* Request:
State how many lines of the entries hold the string "icon", and output nothing but that count.

* Records supplied:

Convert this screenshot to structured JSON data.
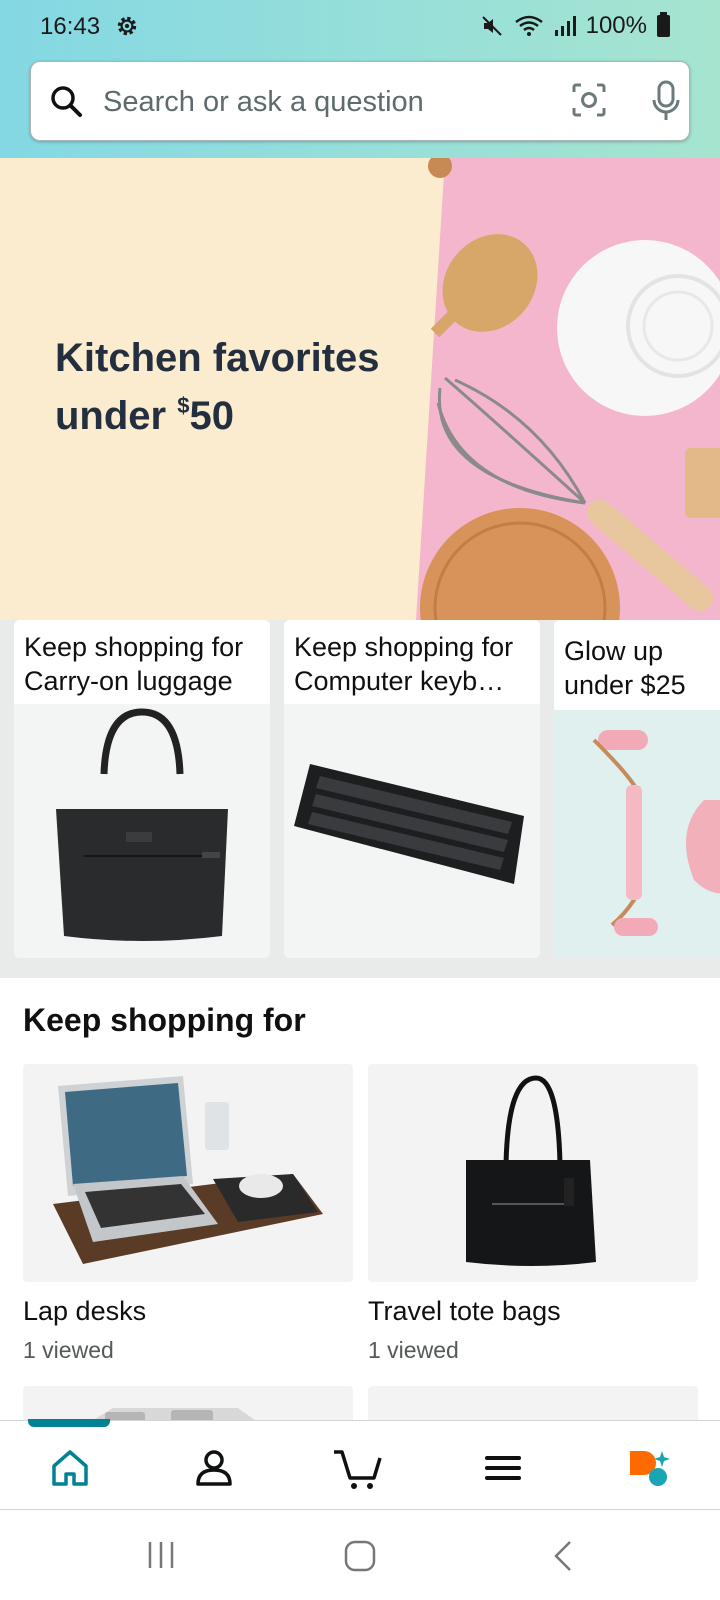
{
  "status_bar": {
    "time": "16:43",
    "battery": "100%"
  },
  "search": {
    "placeholder": "Search or ask a question"
  },
  "hero": {
    "title_line1": "Kitchen favorites",
    "title_prefix": "under ",
    "title_currency": "$",
    "title_amount": "50",
    "colors": {
      "cream": "#fbebcf",
      "pink": "#f4b6cc"
    }
  },
  "cards": [
    {
      "line1": "Keep shopping for",
      "line2": "Carry-on luggage"
    },
    {
      "line1": "Keep shopping for",
      "line2": "Computer keyb…"
    },
    {
      "line1": "Glow up",
      "line2": "under $25"
    }
  ],
  "keep_shopping": {
    "title": "Keep shopping for",
    "items": [
      {
        "name": "Lap desks",
        "sub": "1 viewed"
      },
      {
        "name": "Travel tote bags",
        "sub": "1 viewed"
      }
    ]
  },
  "bottom_nav": {
    "items": [
      "home-icon",
      "account-icon",
      "cart-icon",
      "menu-icon",
      "rufus-icon"
    ],
    "accent": "#008296",
    "rufus_color": "#ff6a00"
  },
  "system_nav": [
    "recents-icon",
    "home-button-icon",
    "back-icon"
  ]
}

* Solution:
8